--- BEGIN ---

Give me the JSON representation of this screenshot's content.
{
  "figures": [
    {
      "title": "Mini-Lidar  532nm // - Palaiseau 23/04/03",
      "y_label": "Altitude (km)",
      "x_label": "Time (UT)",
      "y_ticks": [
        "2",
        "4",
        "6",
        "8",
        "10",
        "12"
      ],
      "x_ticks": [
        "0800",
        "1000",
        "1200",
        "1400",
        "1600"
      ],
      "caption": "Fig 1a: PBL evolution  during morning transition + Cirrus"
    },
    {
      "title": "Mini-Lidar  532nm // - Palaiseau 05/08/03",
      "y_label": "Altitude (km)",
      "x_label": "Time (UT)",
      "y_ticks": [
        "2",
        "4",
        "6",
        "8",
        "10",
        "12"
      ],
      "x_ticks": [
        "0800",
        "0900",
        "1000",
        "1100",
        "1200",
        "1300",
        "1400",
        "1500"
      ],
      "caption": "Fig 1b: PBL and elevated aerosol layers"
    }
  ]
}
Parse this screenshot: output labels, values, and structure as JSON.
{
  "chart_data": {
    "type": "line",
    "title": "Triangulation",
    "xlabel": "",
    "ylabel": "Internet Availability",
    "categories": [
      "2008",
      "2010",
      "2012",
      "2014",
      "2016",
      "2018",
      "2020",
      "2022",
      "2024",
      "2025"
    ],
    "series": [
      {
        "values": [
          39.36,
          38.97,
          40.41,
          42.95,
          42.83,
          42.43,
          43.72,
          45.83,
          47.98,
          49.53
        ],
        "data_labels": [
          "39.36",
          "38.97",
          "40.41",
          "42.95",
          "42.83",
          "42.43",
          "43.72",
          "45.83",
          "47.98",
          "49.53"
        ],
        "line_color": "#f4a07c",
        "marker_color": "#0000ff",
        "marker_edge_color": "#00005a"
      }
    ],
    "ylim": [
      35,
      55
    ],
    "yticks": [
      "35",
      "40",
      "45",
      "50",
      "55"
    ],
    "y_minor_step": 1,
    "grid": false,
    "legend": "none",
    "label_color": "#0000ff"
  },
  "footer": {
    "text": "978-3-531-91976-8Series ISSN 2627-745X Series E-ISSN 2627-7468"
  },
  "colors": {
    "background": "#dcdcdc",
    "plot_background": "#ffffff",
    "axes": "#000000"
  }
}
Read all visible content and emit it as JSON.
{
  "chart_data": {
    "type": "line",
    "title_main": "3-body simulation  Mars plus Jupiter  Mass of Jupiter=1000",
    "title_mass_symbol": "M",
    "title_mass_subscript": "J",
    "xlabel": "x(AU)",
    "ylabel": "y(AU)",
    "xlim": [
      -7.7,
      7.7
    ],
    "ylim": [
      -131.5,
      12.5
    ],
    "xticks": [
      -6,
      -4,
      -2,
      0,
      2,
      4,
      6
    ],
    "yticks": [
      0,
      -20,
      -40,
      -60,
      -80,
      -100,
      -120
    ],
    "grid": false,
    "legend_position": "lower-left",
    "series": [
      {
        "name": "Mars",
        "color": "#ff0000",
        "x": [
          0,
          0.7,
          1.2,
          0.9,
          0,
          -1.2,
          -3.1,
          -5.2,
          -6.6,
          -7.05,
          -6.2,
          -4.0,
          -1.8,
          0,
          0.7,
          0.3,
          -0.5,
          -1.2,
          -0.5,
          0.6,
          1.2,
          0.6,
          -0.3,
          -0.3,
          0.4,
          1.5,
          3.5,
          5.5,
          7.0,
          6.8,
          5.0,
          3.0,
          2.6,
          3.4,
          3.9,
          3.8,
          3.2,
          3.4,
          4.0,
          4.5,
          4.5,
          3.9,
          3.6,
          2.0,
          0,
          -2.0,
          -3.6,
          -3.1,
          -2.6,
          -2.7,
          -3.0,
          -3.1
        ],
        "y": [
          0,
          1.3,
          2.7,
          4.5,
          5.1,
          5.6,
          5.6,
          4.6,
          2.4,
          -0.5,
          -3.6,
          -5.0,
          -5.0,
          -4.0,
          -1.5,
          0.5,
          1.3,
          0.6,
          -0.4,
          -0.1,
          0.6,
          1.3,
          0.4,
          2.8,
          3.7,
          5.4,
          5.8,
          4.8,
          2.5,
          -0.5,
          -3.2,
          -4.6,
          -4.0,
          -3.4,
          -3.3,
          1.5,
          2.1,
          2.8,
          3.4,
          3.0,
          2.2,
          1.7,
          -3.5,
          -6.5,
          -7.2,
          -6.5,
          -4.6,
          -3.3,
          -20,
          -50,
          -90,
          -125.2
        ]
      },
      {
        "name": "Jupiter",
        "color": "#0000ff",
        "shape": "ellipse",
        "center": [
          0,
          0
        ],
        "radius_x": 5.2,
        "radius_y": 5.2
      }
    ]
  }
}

--- END ---

◆ Exercise task
Scan the entries above and work out how many lines include the word "content"; the reply is that number alone.

◆ Answer for this exercise
2